PROBLEM REQUIREMENTS – Output the material below in its entirety, exactly as given.

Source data
::::

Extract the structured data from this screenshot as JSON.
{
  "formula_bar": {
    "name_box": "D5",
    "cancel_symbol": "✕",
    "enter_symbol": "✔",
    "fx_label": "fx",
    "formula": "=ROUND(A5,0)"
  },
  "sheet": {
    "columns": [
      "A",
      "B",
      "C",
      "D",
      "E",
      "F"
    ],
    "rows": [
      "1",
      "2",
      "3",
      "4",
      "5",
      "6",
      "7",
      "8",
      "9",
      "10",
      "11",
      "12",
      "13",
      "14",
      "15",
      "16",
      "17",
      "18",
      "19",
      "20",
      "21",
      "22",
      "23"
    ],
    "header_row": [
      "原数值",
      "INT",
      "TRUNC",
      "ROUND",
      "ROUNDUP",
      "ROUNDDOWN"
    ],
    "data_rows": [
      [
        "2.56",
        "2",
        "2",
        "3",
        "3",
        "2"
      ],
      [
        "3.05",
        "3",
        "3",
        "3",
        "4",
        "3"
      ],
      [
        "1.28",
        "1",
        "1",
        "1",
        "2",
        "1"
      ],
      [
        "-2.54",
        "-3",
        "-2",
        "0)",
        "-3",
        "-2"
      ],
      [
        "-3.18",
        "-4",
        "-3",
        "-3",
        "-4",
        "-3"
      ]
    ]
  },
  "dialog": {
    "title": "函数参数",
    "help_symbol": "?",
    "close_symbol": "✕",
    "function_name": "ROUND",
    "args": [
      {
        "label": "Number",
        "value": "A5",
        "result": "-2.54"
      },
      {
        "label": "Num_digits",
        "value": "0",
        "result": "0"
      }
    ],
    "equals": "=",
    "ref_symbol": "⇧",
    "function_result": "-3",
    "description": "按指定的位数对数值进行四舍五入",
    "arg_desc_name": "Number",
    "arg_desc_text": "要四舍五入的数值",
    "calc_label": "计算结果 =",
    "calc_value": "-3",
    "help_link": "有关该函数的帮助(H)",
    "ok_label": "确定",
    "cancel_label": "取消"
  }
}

::::

FINISHED EXERCISE –
Extract the structured data from this screenshot as JSON.
{
  "formula_bar": {
    "name_box": "D5",
    "cancel_symbol": "✕",
    "enter_symbol": "✔",
    "fx_label": "fx",
    "formula": "=ROUND(A5,0)"
  },
  "sheet": {
    "columns": [
      "A",
      "B",
      "C",
      "D",
      "E",
      "F"
    ],
    "rows": [
      "1",
      "2",
      "3",
      "4",
      "5",
      "6",
      "7",
      "8",
      "9",
      "10",
      "11",
      "12",
      "13",
      "14",
      "15",
      "16",
      "17",
      "18",
      "19",
      "20",
      "21",
      "22",
      "23"
    ],
    "header_row": [
      "原数值",
      "INT",
      "TRUNC",
      "ROUND",
      "ROUNDUP",
      "ROUNDDOWN"
    ],
    "data_rows": [
      [
        "2.56",
        "2",
        "2",
        "3",
        "3",
        "2"
      ],
      [
        "3.05",
        "3",
        "3",
        "3",
        "4",
        "3"
      ],
      [
        "1.28",
        "1",
        "1",
        "1",
        "2",
        "1"
      ],
      [
        "-2.54",
        "-3",
        "-2",
        "0)",
        "-3",
        "-2"
      ],
      [
        "-3.18",
        "-4",
        "-3",
        "-3",
        "-4",
        "-3"
      ]
    ]
  },
  "dialog": {
    "title": "函数参数",
    "help_symbol": "?",
    "close_symbol": "✕",
    "function_name": "ROUND",
    "args": [
      {
        "label": "Number",
        "value": "A5",
        "result": "-2.54"
      },
      {
        "label": "Num_digits",
        "value": "0",
        "result": "0"
      }
    ],
    "equals": "=",
    "ref_symbol": "⇧",
    "function_result": "-3",
    "description": "按指定的位数对数值进行四舍五入",
    "arg_desc_name": "Number",
    "arg_desc_text": "要四舍五入的数值",
    "calc_label": "计算结果 =",
    "calc_value": "-3",
    "help_link": "有关该函数的帮助(H)",
    "ok_label": "确定",
    "cancel_label": "取消"
  }
}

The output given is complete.